* _LIJST VAN OPDRACHTEN_
1. Welke afmetingen had volgens de tekst over de Concertgebouwtuin het stuk grond achter het nieuwe Concertgebouw?
2. Vat de tekst over de Concertgebouwtuin samen in twee zinnen.
3. Druk uit de tekst over de Concertgebouwtuin alles af vanaf "Het Verborgen Concertgebouw" tot en met "de sierlijke hekken.".

* _GEGEVEN TEKST_
╭──

Het Verborgen Concertgebouw - Tuin
wo 22 mrt 2017 - 3 minuten leestijd - Tekst: Lonneke Tausch
Na de opening van Het Concertgebouw in 1888 stonden aanleg, beplanting en inrichting van de tuin nog op de wensenlijst van het Concertgebouwbestuur. Dit stuk grond van 80 x 55 meter achter het nieuwe Concertgebouw was immers ‘een geliefkoosd plekje om er ochtend- en avond-concerten bij te wonen’. Naar ontwerp van architect Dolf van Gendt verschenen er een muziektent, overdekte tribunes, een buitenbuffet, ‘retirades’ en twee portiershuisjes. Wie geen toegangskaartje kon betalen, genoot mee buiten de sierlijke hekken.

╰──

* _AANGELEVERD MATERIAAL_

╭──

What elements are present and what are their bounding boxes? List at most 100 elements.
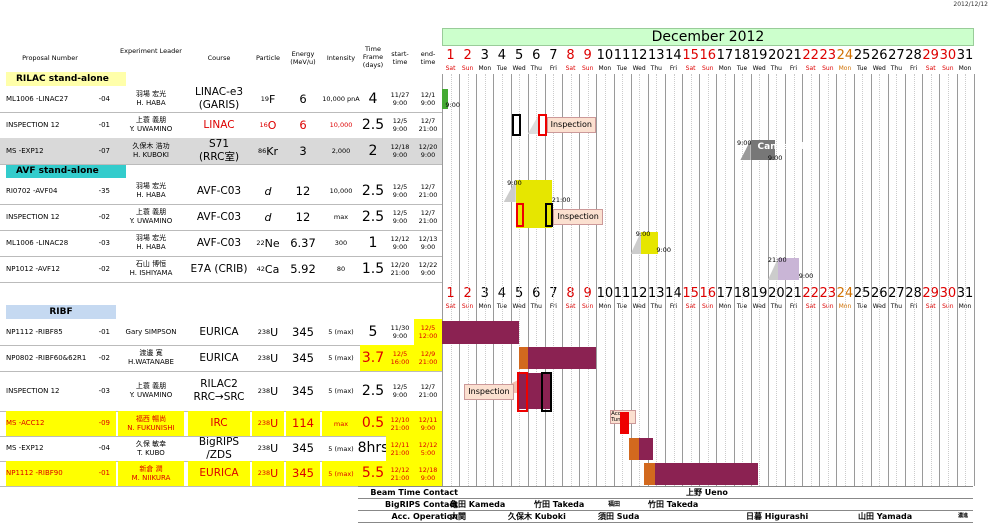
bigrips-2: 竹田 Takeda <box>534 500 585 509</box>
course-line-2: (RRC室) <box>198 151 240 163</box>
start-clock: 9:00 <box>392 125 408 133</box>
start-time: 12/12 9:00 <box>386 230 414 256</box>
intensity: 80 <box>336 265 346 273</box>
proposal-suffix: -01 <box>98 327 110 336</box>
day-number: 21 <box>785 286 802 301</box>
acc-6: 濃進 <box>958 513 969 519</box>
day-of-week: Sat <box>925 65 936 72</box>
day-number: 25 <box>853 48 871 63</box>
start-date: 12/20 <box>390 261 410 269</box>
course: E7A (CRIB) <box>188 256 250 282</box>
experiment-leader: 上蓑 義朋 Y. UWAMINO <box>118 204 184 230</box>
kr-bar <box>750 140 775 160</box>
start-clock: 9:00 <box>392 217 408 225</box>
day-gridline <box>664 74 666 486</box>
schedule-row: NP1112 -RIBF90 -01 新倉 潤 M. NIIKURA EURICA 238… <box>0 461 442 487</box>
end-date: 12/7 <box>420 183 436 191</box>
start-date: 12/12 <box>390 465 410 474</box>
end-date: 12/13 <box>418 235 438 243</box>
day-number: 31 <box>956 48 974 63</box>
print-date: 2012/12/12 <box>953 1 988 8</box>
course-line-1: IRC <box>210 417 228 429</box>
day-of-week: Wed <box>632 303 646 310</box>
exp12-bar <box>639 438 653 460</box>
bigrips-label: BigRIPS Contact <box>385 500 458 509</box>
day-of-week: Mon <box>718 303 732 310</box>
leader-name-jp: 福西 暢尚 <box>135 414 167 423</box>
day-of-week: Wed <box>752 65 766 72</box>
day-number: 27 <box>888 286 905 301</box>
experiment-leader: 羽場 宏光 H. HABA <box>118 178 184 204</box>
time-frame: 0.5 <box>360 411 386 436</box>
intensity: 5 (max) <box>328 328 354 336</box>
day-number: 27 <box>888 48 905 63</box>
section-avf: AVF stand-alone <box>6 164 126 178</box>
proposal-id: INSPECTION 12 <box>6 386 60 395</box>
day-gridline <box>922 74 924 486</box>
end-time: 12/7 21:00 <box>414 204 442 230</box>
intensity: 10,000 pnA <box>322 95 360 103</box>
start-date: 11/30 <box>390 324 410 332</box>
particle: d <box>252 178 284 204</box>
day-number: 1 <box>446 48 455 63</box>
inspection-avf-black <box>544 203 554 227</box>
particle: 16 O <box>252 112 284 138</box>
day-of-week: Wed <box>512 65 526 72</box>
day-of-week: Wed <box>872 65 886 72</box>
start-time: 12/5 16:00 <box>386 345 414 371</box>
avf04-start: 9:00 <box>507 179 522 187</box>
half-day-gridline <box>587 74 589 486</box>
day-of-week: Tue <box>856 303 868 310</box>
linac28-bar <box>640 232 659 254</box>
kr-start: 9:00 <box>736 139 752 147</box>
half-day-gridline <box>639 74 641 486</box>
day-number: 22 <box>802 48 819 63</box>
leader-name-jp: 新倉 潤 <box>139 464 163 473</box>
start-date: 12/5 <box>392 209 408 217</box>
day-number: 2 <box>463 48 472 63</box>
time-frame: 2.5 <box>361 116 385 133</box>
day-number: 19 <box>750 48 768 63</box>
particle-mass: 22 <box>256 238 265 247</box>
day-of-week: Wed <box>872 303 886 310</box>
header-proposal: Proposal Number <box>22 54 78 62</box>
start-clock: 9:00 <box>392 332 408 340</box>
particle-mass: 19 <box>260 94 269 103</box>
energy: 5.92 <box>290 261 316 276</box>
schedule-row: MS -EXP12 -04 久保 敏幸 T. KUBO BigRIPS/ZDS 238 U 3… <box>0 436 442 462</box>
day-of-week: Mon <box>718 65 732 72</box>
day-of-week: Fri <box>909 65 918 72</box>
inspection-label-rilac: Inspection <box>546 117 596 133</box>
proposal-id: NP1012 -AVF12 <box>6 264 60 273</box>
end-time: 12/1 9:00 <box>414 86 442 112</box>
acc-4: 日暮 Higurashi <box>746 512 809 521</box>
day-gridline <box>562 74 564 486</box>
day-gridline <box>459 74 461 486</box>
start-date: 12/5 <box>392 117 408 125</box>
leader-name-en: H. HABA <box>136 99 166 107</box>
ca-end: 9:00 <box>798 272 814 280</box>
start-time: 11/27 9:00 <box>386 86 414 112</box>
day-of-week: Mon <box>838 303 852 310</box>
day-gridline <box>767 74 769 486</box>
section-ribf: RIBF <box>6 305 116 319</box>
day-of-week: Thu <box>770 65 782 72</box>
day-number: 23 <box>819 48 837 63</box>
particle-element: d <box>264 210 272 224</box>
kr-end: 9:00 <box>767 154 783 162</box>
inspection-marker-red <box>538 114 547 136</box>
schedule-row: RI0702 -AVF04 -35 羽場 宏光 H. HABA AVF-C03 d 12 10… <box>0 178 442 205</box>
course-line-2: (GARIS) <box>198 99 240 111</box>
start-time: 12/18 9:00 <box>386 138 414 164</box>
day-of-week: Sun <box>581 65 594 72</box>
day-of-week: Thu <box>650 303 662 310</box>
proposal-id: MS -EXP12 <box>6 146 44 155</box>
course-line-1: S71 <box>208 138 230 150</box>
ca-bar <box>778 258 799 280</box>
end-time: 12/9 21:00 <box>414 345 442 371</box>
leader-name-en: H. HABA <box>136 243 166 251</box>
particle-mass: 86 <box>257 146 267 155</box>
header-particle: Particle <box>255 54 281 62</box>
day-of-week: Thu <box>890 65 903 72</box>
energy: 12 <box>295 183 311 198</box>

╰──

* _ANTWOORDEN PER OPDRACHT_
1. Het stuk grond mat 80 x 55 meter.

2. Na de opening van Het Concertgebouw in 1888 stonden aanleg, beplanting en inrichting van de tuin nog op de wensenlijst van het bestuur, want het stuk grond van 80 x 55 meter achter het gebouw was een geliefde plek voor ochtend- en avondconcerten. Naar ontwerp van architect Dolf van Gendt verschenen er onder meer een muziektent, overdekte tribunes en een buitenbuffet, en wie geen toegangskaartje kon betalen, genoot buiten de hekken mee.

3.
Het Verborgen Concertgebouw - Tuin
wo 22 mrt 2017 - 3 minuten leestijd - Tekst: Lonneke Tausch
Na de opening van Het Concertgebouw in 1888 stonden aanleg, beplanting en inrichting van de tuin nog op de wensenlijst van het Concertgebouwbestuur. Dit stuk grond van 80 x 55 meter achter het nieuwe Concertgebouw was immers ‘een geliefkoosd plekje om er ochtend- en avond-concerten bij te wonen’. Naar ontwerp van architect Dolf van Gendt verschenen er een muziektent, overdekte tribunes, een buitenbuffet, ‘retirades’ en twee portiershuisjes. Wie geen toegangskaartje kon betalen, genoot mee buiten de sierlijke hekken.